#### [STORED RECORDS]
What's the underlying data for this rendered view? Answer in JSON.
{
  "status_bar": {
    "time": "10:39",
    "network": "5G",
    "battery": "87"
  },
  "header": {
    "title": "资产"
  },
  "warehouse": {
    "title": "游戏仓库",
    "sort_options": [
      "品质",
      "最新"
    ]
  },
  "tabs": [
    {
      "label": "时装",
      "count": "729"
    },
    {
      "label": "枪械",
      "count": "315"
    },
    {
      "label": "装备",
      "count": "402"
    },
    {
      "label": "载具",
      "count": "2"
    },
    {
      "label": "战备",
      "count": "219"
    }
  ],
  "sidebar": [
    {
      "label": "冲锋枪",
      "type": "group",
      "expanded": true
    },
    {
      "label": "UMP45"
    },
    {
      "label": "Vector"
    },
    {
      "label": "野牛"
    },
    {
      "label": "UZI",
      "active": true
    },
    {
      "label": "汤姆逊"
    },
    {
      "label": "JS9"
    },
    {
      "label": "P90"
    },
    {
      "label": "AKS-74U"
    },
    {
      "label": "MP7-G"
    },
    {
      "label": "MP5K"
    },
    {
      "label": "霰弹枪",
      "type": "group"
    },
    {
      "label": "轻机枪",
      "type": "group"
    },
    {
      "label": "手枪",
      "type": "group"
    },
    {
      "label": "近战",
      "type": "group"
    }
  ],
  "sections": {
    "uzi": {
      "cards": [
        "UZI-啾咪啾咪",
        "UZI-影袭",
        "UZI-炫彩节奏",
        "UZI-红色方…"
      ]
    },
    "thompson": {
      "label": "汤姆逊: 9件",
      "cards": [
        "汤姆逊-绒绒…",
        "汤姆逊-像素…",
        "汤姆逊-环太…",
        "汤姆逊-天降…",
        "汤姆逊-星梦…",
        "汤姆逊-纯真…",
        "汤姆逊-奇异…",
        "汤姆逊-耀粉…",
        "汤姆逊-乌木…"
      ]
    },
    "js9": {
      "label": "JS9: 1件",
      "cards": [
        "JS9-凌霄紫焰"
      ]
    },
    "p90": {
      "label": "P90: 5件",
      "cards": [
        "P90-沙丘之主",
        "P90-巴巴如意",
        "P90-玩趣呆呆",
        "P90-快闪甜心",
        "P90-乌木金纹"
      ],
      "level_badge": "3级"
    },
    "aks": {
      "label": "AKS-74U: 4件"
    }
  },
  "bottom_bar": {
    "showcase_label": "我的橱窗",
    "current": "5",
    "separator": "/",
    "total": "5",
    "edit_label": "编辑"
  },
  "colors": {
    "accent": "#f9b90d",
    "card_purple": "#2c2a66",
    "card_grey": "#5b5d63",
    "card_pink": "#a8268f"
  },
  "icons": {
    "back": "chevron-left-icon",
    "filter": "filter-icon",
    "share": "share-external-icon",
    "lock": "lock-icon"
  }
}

#### [REQUIREMENTS]
Each record above must be given again exactly.

#### [RESULT OF THE TASK]
What's the underlying data for this rendered view? Answer in JSON.
{
  "status_bar": {
    "time": "10:39",
    "network": "5G",
    "battery": "87"
  },
  "header": {
    "title": "资产"
  },
  "warehouse": {
    "title": "游戏仓库",
    "sort_options": [
      "品质",
      "最新"
    ]
  },
  "tabs": [
    {
      "label": "时装",
      "count": "729"
    },
    {
      "label": "枪械",
      "count": "315"
    },
    {
      "label": "装备",
      "count": "402"
    },
    {
      "label": "载具",
      "count": "2"
    },
    {
      "label": "战备",
      "count": "219"
    }
  ],
  "sidebar": [
    {
      "label": "冲锋枪",
      "type": "group",
      "expanded": true
    },
    {
      "label": "UMP45"
    },
    {
      "label": "Vector"
    },
    {
      "label": "野牛"
    },
    {
      "label": "UZI",
      "active": true
    },
    {
      "label": "汤姆逊"
    },
    {
      "label": "JS9"
    },
    {
      "label": "P90"
    },
    {
      "label": "AKS-74U"
    },
    {
      "label": "MP7-G"
    },
    {
      "label": "MP5K"
    },
    {
      "label": "霰弹枪",
      "type": "group"
    },
    {
      "label": "轻机枪",
      "type": "group"
    },
    {
      "label": "手枪",
      "type": "group"
    },
    {
      "label": "近战",
      "type": "group"
    }
  ],
  "sections": {
    "uzi": {
      "cards": [
        "UZI-啾咪啾咪",
        "UZI-影袭",
        "UZI-炫彩节奏",
        "UZI-红色方…"
      ]
    },
    "thompson": {
      "label": "汤姆逊: 9件",
      "cards": [
        "汤姆逊-绒绒…",
        "汤姆逊-像素…",
        "汤姆逊-环太…",
        "汤姆逊-天降…",
        "汤姆逊-星梦…",
        "汤姆逊-纯真…",
        "汤姆逊-奇异…",
        "汤姆逊-耀粉…",
        "汤姆逊-乌木…"
      ]
    },
    "js9": {
      "label": "JS9: 1件",
      "cards": [
        "JS9-凌霄紫焰"
      ]
    },
    "p90": {
      "label": "P90: 5件",
      "cards": [
        "P90-沙丘之主",
        "P90-巴巴如意",
        "P90-玩趣呆呆",
        "P90-快闪甜心",
        "P90-乌木金纹"
      ],
      "level_badge": "3级"
    },
    "aks": {
      "label": "AKS-74U: 4件"
    }
  },
  "bottom_bar": {
    "showcase_label": "我的橱窗",
    "current": "5",
    "separator": "/",
    "total": "5",
    "edit_label": "编辑"
  },
  "colors": {
    "accent": "#f9b90d",
    "card_purple": "#2c2a66",
    "card_grey": "#5b5d63",
    "card_pink": "#a8268f"
  },
  "icons": {
    "back": "chevron-left-icon",
    "filter": "filter-icon",
    "share": "share-external-icon",
    "lock": "lock-icon"
  }
}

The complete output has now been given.